▸ **Supplied information**:
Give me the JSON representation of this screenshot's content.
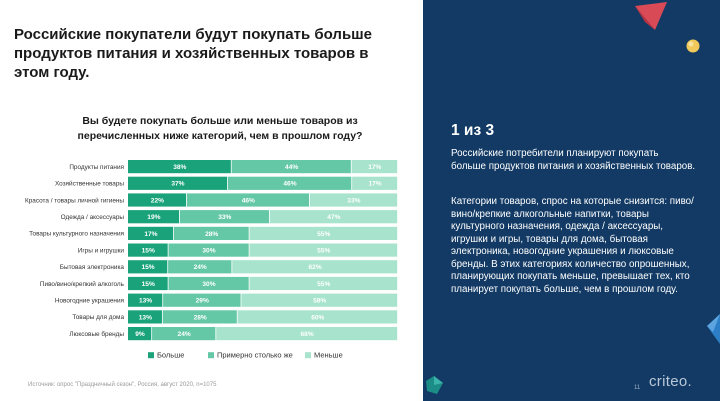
{
  "title": "Российские покупатели будут покупать больше продуктов питания и хозяйственных товаров в этом году.",
  "question": "Вы будете покупать больше или меньше товаров из перечисленных ниже категорий, чем в прошлом году?",
  "source": "Источник: опрос \"Праздничный сезон\", Россия, август 2020, n=1075",
  "panel": {
    "heading": "1 из 3",
    "paragraph1": "Российские потребители планируют покупать больше продуктов питания и хозяйственных товаров.",
    "paragraph2": "Категории товаров, спрос на которые снизится: пиво/вино/крепкие алкогольные напитки, товары культурного назначения, одежда / аксессуары, игрушки и игры, товары для дома, бытовая электроника, новогодние украшения и люксовые бренды. В этих категориях количество опрошенных, планирующих покупать меньше, превышает тех, кто планирует покупать больше, чем в прошлом году.",
    "page_number": "11",
    "logo": "criteo."
  },
  "colors": {
    "more": "#1aa37a",
    "same": "#64c8a6",
    "less": "#a7e3cd",
    "panel_bg": "#123a64"
  },
  "chart_data": {
    "type": "bar",
    "orientation": "horizontal",
    "stacked": true,
    "categories": [
      "Продукты питания",
      "Хозяйственные товары",
      "Красота / товары личной гигиены",
      "Одежда / аксессуары",
      "Товары культурного назначения",
      "Игры и игрушки",
      "Бытовая электроника",
      "Пиво/вино/крепкий алкоголь",
      "Новогодние украшения",
      "Товары для дома",
      "Люксовые бренды"
    ],
    "series": [
      {
        "name": "Больше",
        "color": "#1aa37a",
        "values": [
          38,
          37,
          22,
          19,
          17,
          15,
          15,
          15,
          13,
          13,
          9
        ]
      },
      {
        "name": "Примерно столько же",
        "color": "#64c8a6",
        "values": [
          44,
          46,
          46,
          33,
          28,
          30,
          24,
          30,
          29,
          28,
          24
        ]
      },
      {
        "name": "Меньше",
        "color": "#a7e3cd",
        "values": [
          17,
          17,
          33,
          47,
          55,
          55,
          62,
          55,
          58,
          60,
          68
        ]
      }
    ],
    "value_labels": [
      [
        "38%",
        "44%",
        "17%"
      ],
      [
        "37%",
        "46%",
        "17%"
      ],
      [
        "22%",
        "46%",
        "33%"
      ],
      [
        "19%",
        "33%",
        "47%"
      ],
      [
        "17%",
        "28%",
        "55%"
      ],
      [
        "15%",
        "30%",
        "55%"
      ],
      [
        "15%",
        "24%",
        "62%"
      ],
      [
        "15%",
        "30%",
        "55%"
      ],
      [
        "13%",
        "29%",
        "58%"
      ],
      [
        "13%",
        "28%",
        "60%"
      ],
      [
        "9%",
        "24%",
        "68%"
      ]
    ],
    "legend": [
      "Больше",
      "Примерно столько же",
      "Меньше"
    ],
    "legend_position": "bottom",
    "grid": false
  }
}
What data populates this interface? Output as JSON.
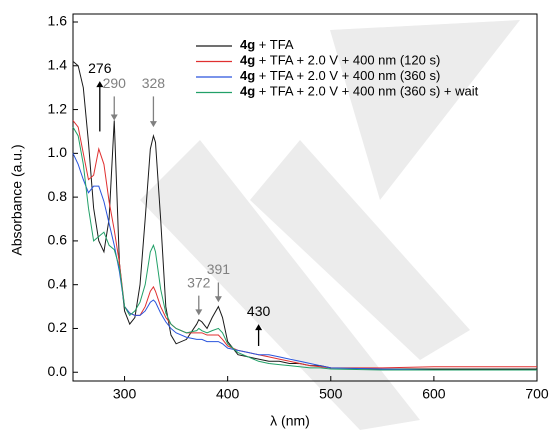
{
  "chart_data": {
    "type": "line",
    "xlabel": "λ (nm)",
    "ylabel": "Absorbance (a.u.)",
    "x": [
      250,
      255,
      260,
      265,
      270,
      275,
      280,
      285,
      290,
      295,
      300,
      305,
      310,
      315,
      320,
      325,
      328,
      330,
      335,
      340,
      345,
      350,
      360,
      370,
      372,
      375,
      380,
      385,
      391,
      395,
      400,
      410,
      420,
      430,
      440,
      450,
      460,
      470,
      480,
      490,
      500,
      550,
      600,
      650,
      700
    ],
    "series": [
      {
        "name": "4g + TFA",
        "color": "#1a1a1a",
        "values": [
          1.42,
          1.4,
          1.3,
          1.05,
          0.75,
          0.6,
          0.55,
          0.7,
          1.15,
          0.5,
          0.28,
          0.22,
          0.25,
          0.4,
          0.7,
          1.02,
          1.08,
          1.05,
          0.7,
          0.3,
          0.17,
          0.13,
          0.15,
          0.22,
          0.24,
          0.23,
          0.2,
          0.25,
          0.3,
          0.25,
          0.14,
          0.08,
          0.07,
          0.06,
          0.05,
          0.05,
          0.04,
          0.04,
          0.03,
          0.03,
          0.02,
          0.015,
          0.015,
          0.015,
          0.015
        ]
      },
      {
        "name": "4g + TFA + 2.0 V + 400 nm (120 s)",
        "color": "#e03030",
        "values": [
          1.15,
          1.12,
          1.0,
          0.88,
          0.9,
          1.02,
          0.95,
          0.78,
          0.65,
          0.5,
          0.3,
          0.27,
          0.26,
          0.26,
          0.3,
          0.37,
          0.39,
          0.37,
          0.3,
          0.25,
          0.22,
          0.2,
          0.18,
          0.18,
          0.18,
          0.18,
          0.17,
          0.17,
          0.17,
          0.15,
          0.12,
          0.1,
          0.09,
          0.08,
          0.07,
          0.06,
          0.05,
          0.04,
          0.03,
          0.025,
          0.02,
          0.02,
          0.025,
          0.025,
          0.025
        ]
      },
      {
        "name": "4g + TFA + 2.0 V + 400 nm (360 s)",
        "color": "#2a55dd",
        "values": [
          1.0,
          0.95,
          0.88,
          0.82,
          0.85,
          0.85,
          0.78,
          0.68,
          0.58,
          0.46,
          0.3,
          0.27,
          0.26,
          0.26,
          0.28,
          0.32,
          0.33,
          0.32,
          0.27,
          0.23,
          0.2,
          0.18,
          0.16,
          0.15,
          0.15,
          0.15,
          0.14,
          0.14,
          0.14,
          0.13,
          0.11,
          0.1,
          0.09,
          0.08,
          0.08,
          0.07,
          0.06,
          0.05,
          0.04,
          0.03,
          0.02,
          0.015,
          0.01,
          0.01,
          0.01
        ]
      },
      {
        "name": "4g + TFA + 2.0 V + 400 nm (360 s) + wait",
        "color": "#22a068",
        "values": [
          1.12,
          1.08,
          0.95,
          0.75,
          0.6,
          0.62,
          0.64,
          0.58,
          0.56,
          0.48,
          0.3,
          0.26,
          0.28,
          0.32,
          0.4,
          0.55,
          0.58,
          0.55,
          0.38,
          0.27,
          0.22,
          0.2,
          0.18,
          0.19,
          0.2,
          0.19,
          0.18,
          0.19,
          0.2,
          0.18,
          0.13,
          0.09,
          0.07,
          0.05,
          0.04,
          0.035,
          0.03,
          0.025,
          0.02,
          0.02,
          0.015,
          0.01,
          0.01,
          0.01,
          0.01
        ]
      }
    ],
    "xlim": [
      250,
      700
    ],
    "ylim": [
      -0.04,
      1.6
    ],
    "xticks": [
      300,
      400,
      500,
      600,
      700
    ],
    "yticks": [
      {
        "value": 0,
        "label": "0.0"
      },
      0.2,
      0.4,
      0.6,
      0.8,
      {
        "value": 1,
        "label": "1.0"
      },
      1.2,
      1.4,
      1.6
    ],
    "legend": "top-right",
    "annotations": [
      {
        "label": "276",
        "x": 276,
        "y_from": 1.1,
        "y_to": 1.33,
        "color": "#000000"
      },
      {
        "label": "290",
        "x": 290,
        "y_from": 1.26,
        "y_to": 1.15,
        "color": "#808080"
      },
      {
        "label": "328",
        "x": 328,
        "y_from": 1.26,
        "y_to": 1.12,
        "color": "#808080"
      },
      {
        "label": "372",
        "x": 372,
        "y_from": 0.35,
        "y_to": 0.26,
        "color": "#808080"
      },
      {
        "label": "391",
        "x": 391,
        "y_from": 0.41,
        "y_to": 0.32,
        "color": "#808080"
      },
      {
        "label": "430",
        "x": 430,
        "y_from": 0.12,
        "y_to": 0.22,
        "color": "#000000"
      }
    ]
  }
}
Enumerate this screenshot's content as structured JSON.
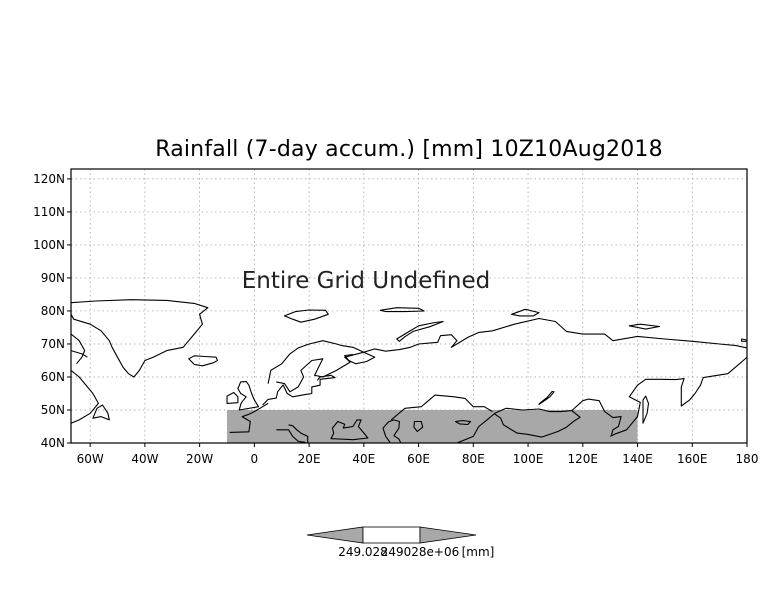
{
  "map": {
    "title": "Rainfall (7-day accum.) [mm] 10Z10Aug2018",
    "overlay_message": "Entire Grid Undefined",
    "lon_ticks": [
      {
        "lon": -60,
        "label": "60W"
      },
      {
        "lon": -40,
        "label": "40W"
      },
      {
        "lon": -20,
        "label": "20W"
      },
      {
        "lon": 0,
        "label": "0"
      },
      {
        "lon": 20,
        "label": "20E"
      },
      {
        "lon": 40,
        "label": "40E"
      },
      {
        "lon": 60,
        "label": "60E"
      },
      {
        "lon": 80,
        "label": "80E"
      },
      {
        "lon": 100,
        "label": "100E"
      },
      {
        "lon": 120,
        "label": "120E"
      },
      {
        "lon": 140,
        "label": "140E"
      },
      {
        "lon": 160,
        "label": "160E"
      },
      {
        "lon": 180,
        "label": "180"
      }
    ],
    "lat_ticks": [
      {
        "lat": 40,
        "label": "40N"
      },
      {
        "lat": 50,
        "label": "50N"
      },
      {
        "lat": 60,
        "label": "60N"
      },
      {
        "lat": 70,
        "label": "70N"
      },
      {
        "lat": 80,
        "label": "80N"
      },
      {
        "lat": 90,
        "label": "90N"
      },
      {
        "lat": 100,
        "label": "100N"
      },
      {
        "lat": 110,
        "label": "110N"
      },
      {
        "lat": 120,
        "label": "120N"
      }
    ],
    "lon_range": [
      -67,
      180
    ],
    "lat_range": [
      40,
      123
    ],
    "grid_lines": "dotted",
    "shaded_region": {
      "lon_range": [
        -10,
        140
      ],
      "lat_range": [
        40,
        50
      ],
      "color": "#a8a8a8"
    },
    "colorbar": {
      "min_label": "249.028",
      "max_label": "249028e+06",
      "units": "[mm]",
      "segments": [
        "#a8a8a8",
        "#ffffff",
        "#a8a8a8"
      ]
    }
  }
}
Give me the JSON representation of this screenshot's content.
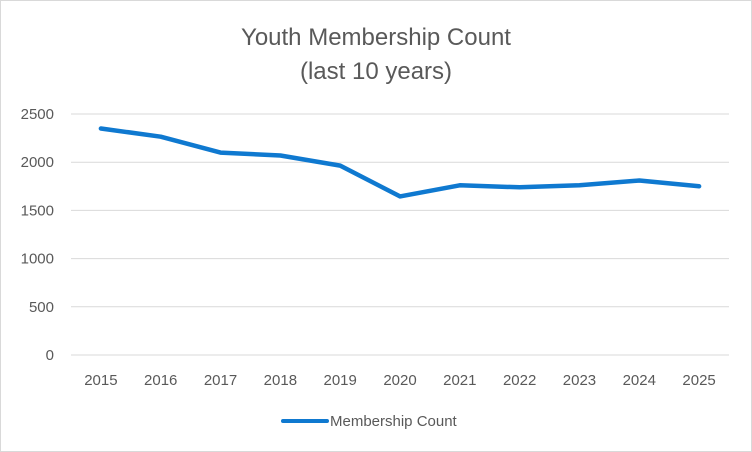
{
  "chart_data": {
    "type": "line",
    "title": "Youth Membership Count",
    "subtitle": "(last 10 years)",
    "xlabel": "",
    "ylabel": "",
    "categories": [
      "2015",
      "2016",
      "2017",
      "2018",
      "2019",
      "2020",
      "2021",
      "2022",
      "2023",
      "2024",
      "2025"
    ],
    "series": [
      {
        "name": "Membership Count",
        "values": [
          2350,
          2265,
          2100,
          2070,
          1965,
          1645,
          1760,
          1740,
          1760,
          1810,
          1750
        ],
        "color": "#0f79d0"
      }
    ],
    "ylim": [
      0,
      2500
    ],
    "yticks": [
      "0",
      "500",
      "1000",
      "1500",
      "2000",
      "2500"
    ],
    "grid": true,
    "legend": "bottom"
  }
}
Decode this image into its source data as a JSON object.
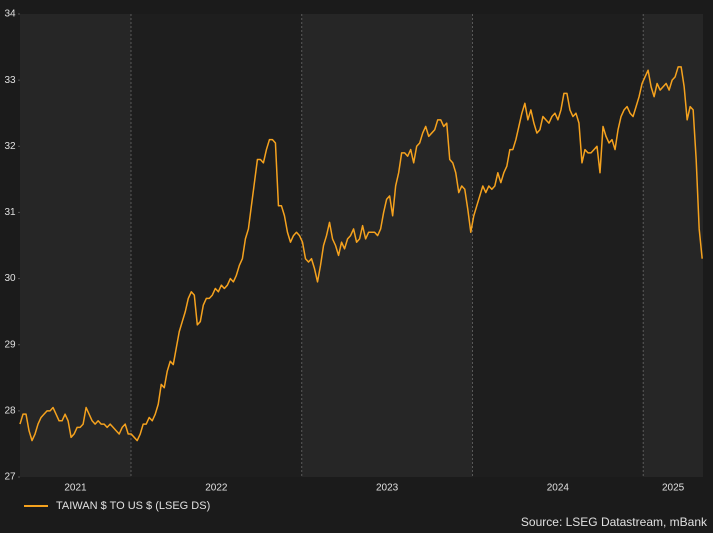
{
  "chart_data": {
    "type": "line",
    "source": "Source: LSEG Datastream, mBank",
    "x": [
      2021.35,
      2021.3676,
      2021.3852,
      2021.4028,
      2021.4204,
      2021.438,
      2021.4556,
      2021.4732,
      2021.4908,
      2021.5084,
      2021.526,
      2021.5436,
      2021.5612,
      2021.5788,
      2021.5964,
      2021.614,
      2021.6316,
      2021.6492,
      2021.6668,
      2021.6844,
      2021.702,
      2021.7196,
      2021.7372,
      2021.7548,
      2021.7724,
      2021.79,
      2021.8076,
      2021.8252,
      2021.8428,
      2021.8604,
      2021.878,
      2021.8956,
      2021.9132,
      2021.9308,
      2021.9484,
      2021.966,
      2021.9836,
      2022.0012,
      2022.0188,
      2022.0364,
      2022.054,
      2022.0716,
      2022.0892,
      2022.1068,
      2022.1244,
      2022.142,
      2022.1596,
      2022.1772,
      2022.1948,
      2022.2124,
      2022.23,
      2022.2476,
      2022.2652,
      2022.2828,
      2022.3004,
      2022.318,
      2022.3356,
      2022.3532,
      2022.3708,
      2022.3884,
      2022.406,
      2022.4236,
      2022.4412,
      2022.4588,
      2022.4764,
      2022.494,
      2022.5116,
      2022.5292,
      2022.5468,
      2022.5644,
      2022.582,
      2022.5996,
      2022.6172,
      2022.6348,
      2022.6524,
      2022.67,
      2022.6876,
      2022.7052,
      2022.7228,
      2022.7404,
      2022.758,
      2022.7756,
      2022.7932,
      2022.8108,
      2022.8284,
      2022.846,
      2022.8636,
      2022.8812,
      2022.8988,
      2022.9164,
      2022.934,
      2022.9516,
      2022.9692,
      2022.9868,
      2023.0044,
      2023.022,
      2023.0396,
      2023.0572,
      2023.0748,
      2023.0924,
      2023.11,
      2023.1276,
      2023.1452,
      2023.1628,
      2023.1804,
      2023.198,
      2023.2156,
      2023.2332,
      2023.2508,
      2023.2684,
      2023.286,
      2023.3036,
      2023.3212,
      2023.3388,
      2023.3564,
      2023.374,
      2023.3916,
      2023.4092,
      2023.4268,
      2023.4444,
      2023.462,
      2023.4796,
      2023.4972,
      2023.5148,
      2023.5324,
      2023.55,
      2023.5676,
      2023.5852,
      2023.6028,
      2023.6204,
      2023.638,
      2023.6556,
      2023.6732,
      2023.6908,
      2023.7084,
      2023.726,
      2023.7436,
      2023.7612,
      2023.7788,
      2023.7964,
      2023.814,
      2023.8316,
      2023.8492,
      2023.8668,
      2023.8844,
      2023.902,
      2023.9196,
      2023.9372,
      2023.9548,
      2023.9724,
      2023.99,
      2024.0076,
      2024.0252,
      2024.0428,
      2024.0604,
      2024.078,
      2024.0956,
      2024.1132,
      2024.1308,
      2024.1484,
      2024.166,
      2024.1836,
      2024.2012,
      2024.2188,
      2024.2364,
      2024.254,
      2024.2716,
      2024.2892,
      2024.3068,
      2024.3244,
      2024.342,
      2024.3596,
      2024.3772,
      2024.3948,
      2024.4124,
      2024.43,
      2024.4476,
      2024.4652,
      2024.4828,
      2024.5004,
      2024.518,
      2024.5356,
      2024.5532,
      2024.5708,
      2024.5884,
      2024.606,
      2024.6236,
      2024.6412,
      2024.6588,
      2024.6764,
      2024.694,
      2024.7116,
      2024.7292,
      2024.7468,
      2024.7644,
      2024.782,
      2024.7996,
      2024.8172,
      2024.8348,
      2024.8524,
      2024.87,
      2024.8876,
      2024.9052,
      2024.9228,
      2024.9404,
      2024.958,
      2024.9756,
      2024.9932,
      2025.0108,
      2025.0284,
      2025.046,
      2025.0636,
      2025.0812,
      2025.0988,
      2025.1164,
      2025.134,
      2025.1516,
      2025.1692,
      2025.1868,
      2025.2044,
      2025.222,
      2025.2396,
      2025.2572,
      2025.2748,
      2025.2924,
      2025.31,
      2025.3276,
      2025.3452
    ],
    "series": [
      {
        "name": "TAIWAN $ TO US $ (LSEG DS)",
        "color": "#f5a21e",
        "values": [
          27.8,
          27.95,
          27.95,
          27.7,
          27.55,
          27.65,
          27.8,
          27.9,
          27.95,
          28.0,
          28.0,
          28.05,
          27.95,
          27.85,
          27.85,
          27.95,
          27.85,
          27.6,
          27.65,
          27.75,
          27.75,
          27.8,
          28.05,
          27.95,
          27.85,
          27.8,
          27.85,
          27.8,
          27.8,
          27.75,
          27.8,
          27.75,
          27.7,
          27.65,
          27.75,
          27.8,
          27.65,
          27.65,
          27.6,
          27.55,
          27.65,
          27.8,
          27.8,
          27.9,
          27.85,
          27.95,
          28.1,
          28.4,
          28.35,
          28.6,
          28.75,
          28.7,
          28.95,
          29.2,
          29.35,
          29.5,
          29.7,
          29.8,
          29.75,
          29.3,
          29.35,
          29.6,
          29.7,
          29.7,
          29.75,
          29.85,
          29.8,
          29.9,
          29.85,
          29.9,
          30.0,
          29.95,
          30.05,
          30.2,
          30.3,
          30.6,
          30.75,
          31.1,
          31.45,
          31.8,
          31.8,
          31.75,
          31.95,
          32.1,
          32.1,
          32.05,
          31.1,
          31.1,
          30.95,
          30.7,
          30.55,
          30.65,
          30.7,
          30.65,
          30.55,
          30.3,
          30.25,
          30.3,
          30.15,
          29.95,
          30.2,
          30.5,
          30.65,
          30.85,
          30.6,
          30.5,
          30.35,
          30.55,
          30.45,
          30.6,
          30.65,
          30.75,
          30.55,
          30.6,
          30.8,
          30.6,
          30.7,
          30.7,
          30.7,
          30.65,
          30.75,
          31.0,
          31.2,
          31.25,
          30.95,
          31.4,
          31.6,
          31.9,
          31.9,
          31.85,
          31.95,
          31.75,
          32.0,
          32.05,
          32.2,
          32.3,
          32.15,
          32.2,
          32.25,
          32.4,
          32.4,
          32.3,
          32.35,
          31.8,
          31.75,
          31.6,
          31.3,
          31.4,
          31.35,
          31.05,
          30.7,
          30.95,
          31.1,
          31.25,
          31.4,
          31.3,
          31.4,
          31.35,
          31.4,
          31.6,
          31.45,
          31.6,
          31.7,
          31.95,
          31.95,
          32.1,
          32.3,
          32.5,
          32.65,
          32.4,
          32.55,
          32.35,
          32.2,
          32.25,
          32.45,
          32.4,
          32.35,
          32.45,
          32.5,
          32.4,
          32.55,
          32.8,
          32.8,
          32.55,
          32.45,
          32.5,
          32.35,
          31.75,
          31.95,
          31.9,
          31.9,
          31.95,
          32.0,
          31.6,
          32.3,
          32.15,
          32.05,
          32.1,
          31.95,
          32.25,
          32.45,
          32.55,
          32.6,
          32.5,
          32.45,
          32.6,
          32.75,
          32.95,
          33.05,
          33.15,
          32.9,
          32.75,
          32.95,
          32.85,
          32.9,
          32.95,
          32.85,
          33.0,
          33.05,
          33.2,
          33.2,
          32.9,
          32.4,
          32.6,
          32.55,
          31.8,
          30.75,
          30.3
        ]
      }
    ],
    "xlim": [
      2021.35,
      2025.35
    ],
    "xticks": [
      2022,
      2023,
      2024,
      2025
    ],
    "year_labels": [
      2021,
      2022,
      2023,
      2024,
      2025
    ],
    "ylim": [
      27,
      34
    ],
    "yticks": [
      27,
      28,
      29,
      30,
      31,
      32,
      33,
      34
    ],
    "legend": "bottom-left"
  }
}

▸ **Your instructions**: Check each line of the records above for the word "питания", then give the number of lines that have it, with no other words.

▸ **The result**: 3